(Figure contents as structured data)
Begin

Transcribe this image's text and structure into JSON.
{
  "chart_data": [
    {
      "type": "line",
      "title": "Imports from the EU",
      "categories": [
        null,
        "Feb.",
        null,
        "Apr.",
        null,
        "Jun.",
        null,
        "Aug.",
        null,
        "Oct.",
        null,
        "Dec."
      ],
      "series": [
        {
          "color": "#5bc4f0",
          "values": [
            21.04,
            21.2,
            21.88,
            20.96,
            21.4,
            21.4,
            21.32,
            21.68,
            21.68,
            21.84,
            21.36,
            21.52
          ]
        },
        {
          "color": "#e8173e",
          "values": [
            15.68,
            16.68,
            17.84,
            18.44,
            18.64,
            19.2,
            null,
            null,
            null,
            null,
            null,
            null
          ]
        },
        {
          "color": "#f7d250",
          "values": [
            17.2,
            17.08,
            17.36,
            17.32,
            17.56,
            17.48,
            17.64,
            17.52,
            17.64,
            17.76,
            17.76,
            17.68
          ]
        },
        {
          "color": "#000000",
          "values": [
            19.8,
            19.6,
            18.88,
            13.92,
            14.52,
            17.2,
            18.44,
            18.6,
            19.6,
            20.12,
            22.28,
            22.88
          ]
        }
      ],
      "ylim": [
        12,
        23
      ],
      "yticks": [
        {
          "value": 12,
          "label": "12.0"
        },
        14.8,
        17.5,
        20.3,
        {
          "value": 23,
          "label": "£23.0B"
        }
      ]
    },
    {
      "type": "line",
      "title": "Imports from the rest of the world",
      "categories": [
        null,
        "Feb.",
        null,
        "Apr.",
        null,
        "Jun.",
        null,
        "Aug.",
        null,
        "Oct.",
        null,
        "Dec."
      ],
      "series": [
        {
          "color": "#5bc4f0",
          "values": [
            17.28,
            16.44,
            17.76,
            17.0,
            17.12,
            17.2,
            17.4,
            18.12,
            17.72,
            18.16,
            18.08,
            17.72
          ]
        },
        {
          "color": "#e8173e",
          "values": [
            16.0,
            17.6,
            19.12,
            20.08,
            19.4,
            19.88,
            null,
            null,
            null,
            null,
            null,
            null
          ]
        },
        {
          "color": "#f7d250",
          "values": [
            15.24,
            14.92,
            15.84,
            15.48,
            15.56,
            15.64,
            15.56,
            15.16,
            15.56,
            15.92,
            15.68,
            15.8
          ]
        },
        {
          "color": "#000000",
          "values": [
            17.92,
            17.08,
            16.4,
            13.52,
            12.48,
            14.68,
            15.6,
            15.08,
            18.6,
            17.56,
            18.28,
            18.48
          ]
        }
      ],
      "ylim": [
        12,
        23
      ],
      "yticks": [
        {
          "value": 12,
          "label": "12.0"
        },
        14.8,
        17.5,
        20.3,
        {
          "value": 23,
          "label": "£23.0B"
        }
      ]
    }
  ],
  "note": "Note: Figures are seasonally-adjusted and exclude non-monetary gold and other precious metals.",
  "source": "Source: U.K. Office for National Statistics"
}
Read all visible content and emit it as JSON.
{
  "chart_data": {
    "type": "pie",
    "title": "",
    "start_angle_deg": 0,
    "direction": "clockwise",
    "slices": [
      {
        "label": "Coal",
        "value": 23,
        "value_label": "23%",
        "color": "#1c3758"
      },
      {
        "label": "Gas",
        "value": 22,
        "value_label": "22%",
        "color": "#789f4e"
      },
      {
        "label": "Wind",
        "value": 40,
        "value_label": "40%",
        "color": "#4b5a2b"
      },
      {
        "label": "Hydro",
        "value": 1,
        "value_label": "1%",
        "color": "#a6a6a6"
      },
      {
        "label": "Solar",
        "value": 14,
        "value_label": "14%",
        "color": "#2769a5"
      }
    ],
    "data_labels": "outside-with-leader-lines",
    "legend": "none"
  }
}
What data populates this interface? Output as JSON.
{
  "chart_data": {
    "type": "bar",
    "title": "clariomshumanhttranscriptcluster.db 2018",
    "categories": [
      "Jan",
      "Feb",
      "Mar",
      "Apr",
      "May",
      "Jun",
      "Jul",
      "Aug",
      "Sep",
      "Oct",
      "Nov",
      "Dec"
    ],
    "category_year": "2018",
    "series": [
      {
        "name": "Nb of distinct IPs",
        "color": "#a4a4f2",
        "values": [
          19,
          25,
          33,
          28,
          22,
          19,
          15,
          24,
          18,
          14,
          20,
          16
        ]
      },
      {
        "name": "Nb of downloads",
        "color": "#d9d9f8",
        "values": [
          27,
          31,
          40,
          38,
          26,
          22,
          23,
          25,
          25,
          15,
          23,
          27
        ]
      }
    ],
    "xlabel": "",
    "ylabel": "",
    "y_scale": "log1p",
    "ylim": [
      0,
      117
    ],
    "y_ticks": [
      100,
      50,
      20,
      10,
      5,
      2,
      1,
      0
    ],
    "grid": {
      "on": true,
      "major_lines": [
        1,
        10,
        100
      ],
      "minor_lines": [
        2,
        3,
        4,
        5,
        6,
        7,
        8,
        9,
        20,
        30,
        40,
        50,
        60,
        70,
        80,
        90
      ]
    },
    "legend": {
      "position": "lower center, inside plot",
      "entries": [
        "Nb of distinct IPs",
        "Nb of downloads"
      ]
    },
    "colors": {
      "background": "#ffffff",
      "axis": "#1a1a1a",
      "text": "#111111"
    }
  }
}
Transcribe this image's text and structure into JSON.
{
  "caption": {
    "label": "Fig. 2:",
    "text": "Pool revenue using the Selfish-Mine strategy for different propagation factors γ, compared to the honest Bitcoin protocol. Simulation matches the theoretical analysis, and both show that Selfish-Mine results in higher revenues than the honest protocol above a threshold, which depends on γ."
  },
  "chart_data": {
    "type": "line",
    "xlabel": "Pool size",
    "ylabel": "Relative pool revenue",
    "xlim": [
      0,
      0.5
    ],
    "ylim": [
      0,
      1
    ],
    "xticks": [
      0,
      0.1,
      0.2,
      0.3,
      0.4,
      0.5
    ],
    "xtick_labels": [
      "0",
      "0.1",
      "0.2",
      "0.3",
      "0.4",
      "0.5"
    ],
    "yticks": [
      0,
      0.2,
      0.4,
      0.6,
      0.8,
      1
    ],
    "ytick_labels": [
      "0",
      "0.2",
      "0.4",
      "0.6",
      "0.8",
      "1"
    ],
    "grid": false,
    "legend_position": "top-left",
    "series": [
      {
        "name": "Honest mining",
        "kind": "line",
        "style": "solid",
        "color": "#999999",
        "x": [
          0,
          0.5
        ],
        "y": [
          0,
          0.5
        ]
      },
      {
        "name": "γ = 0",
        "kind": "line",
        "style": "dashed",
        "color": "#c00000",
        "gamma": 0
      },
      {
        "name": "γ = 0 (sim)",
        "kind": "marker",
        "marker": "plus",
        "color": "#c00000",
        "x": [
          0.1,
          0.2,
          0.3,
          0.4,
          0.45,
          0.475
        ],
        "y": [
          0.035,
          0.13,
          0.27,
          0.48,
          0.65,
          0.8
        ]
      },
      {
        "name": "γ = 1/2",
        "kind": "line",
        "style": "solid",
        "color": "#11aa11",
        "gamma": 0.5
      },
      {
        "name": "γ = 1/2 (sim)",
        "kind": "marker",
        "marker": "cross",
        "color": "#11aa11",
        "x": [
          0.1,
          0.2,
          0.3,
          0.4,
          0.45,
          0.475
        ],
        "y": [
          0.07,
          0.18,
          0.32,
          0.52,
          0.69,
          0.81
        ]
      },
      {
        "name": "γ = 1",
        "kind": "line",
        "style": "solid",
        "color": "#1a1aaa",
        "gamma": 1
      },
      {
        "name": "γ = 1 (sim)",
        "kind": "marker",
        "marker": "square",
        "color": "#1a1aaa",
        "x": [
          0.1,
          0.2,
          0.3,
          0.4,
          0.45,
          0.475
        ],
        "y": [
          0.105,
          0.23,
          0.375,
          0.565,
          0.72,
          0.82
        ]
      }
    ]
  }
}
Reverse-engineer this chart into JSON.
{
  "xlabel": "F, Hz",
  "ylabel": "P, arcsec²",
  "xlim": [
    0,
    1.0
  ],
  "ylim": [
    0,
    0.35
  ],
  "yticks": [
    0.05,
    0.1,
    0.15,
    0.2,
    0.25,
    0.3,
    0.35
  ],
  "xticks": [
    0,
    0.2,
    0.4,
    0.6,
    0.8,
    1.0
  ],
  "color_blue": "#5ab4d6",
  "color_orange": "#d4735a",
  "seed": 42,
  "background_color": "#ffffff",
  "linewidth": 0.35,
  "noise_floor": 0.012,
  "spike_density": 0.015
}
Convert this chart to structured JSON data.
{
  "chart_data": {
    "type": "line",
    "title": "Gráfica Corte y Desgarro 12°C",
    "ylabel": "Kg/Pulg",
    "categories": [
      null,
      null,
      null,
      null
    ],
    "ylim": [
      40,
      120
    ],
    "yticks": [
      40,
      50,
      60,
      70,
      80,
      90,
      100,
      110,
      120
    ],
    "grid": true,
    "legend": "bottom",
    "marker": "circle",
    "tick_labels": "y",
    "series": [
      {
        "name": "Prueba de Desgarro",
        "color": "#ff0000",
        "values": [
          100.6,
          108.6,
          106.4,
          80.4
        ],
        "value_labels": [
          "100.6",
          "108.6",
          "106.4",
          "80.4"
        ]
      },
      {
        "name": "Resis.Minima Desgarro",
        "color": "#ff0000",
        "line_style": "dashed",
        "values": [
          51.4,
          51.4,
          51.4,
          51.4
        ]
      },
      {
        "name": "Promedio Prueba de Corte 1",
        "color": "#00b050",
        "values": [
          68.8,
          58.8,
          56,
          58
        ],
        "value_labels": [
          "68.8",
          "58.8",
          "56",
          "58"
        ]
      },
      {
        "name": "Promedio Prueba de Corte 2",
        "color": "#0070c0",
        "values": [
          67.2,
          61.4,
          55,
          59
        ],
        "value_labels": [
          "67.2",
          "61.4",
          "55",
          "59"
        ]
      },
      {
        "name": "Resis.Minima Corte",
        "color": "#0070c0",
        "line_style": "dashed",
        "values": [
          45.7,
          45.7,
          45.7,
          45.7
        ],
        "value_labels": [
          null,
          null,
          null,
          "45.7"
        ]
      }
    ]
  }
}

End

- _Work to complete_:
What is the number of lines in the data holding the word "ylabel"? Reply with that number only.

- _Solution for this problem_:
4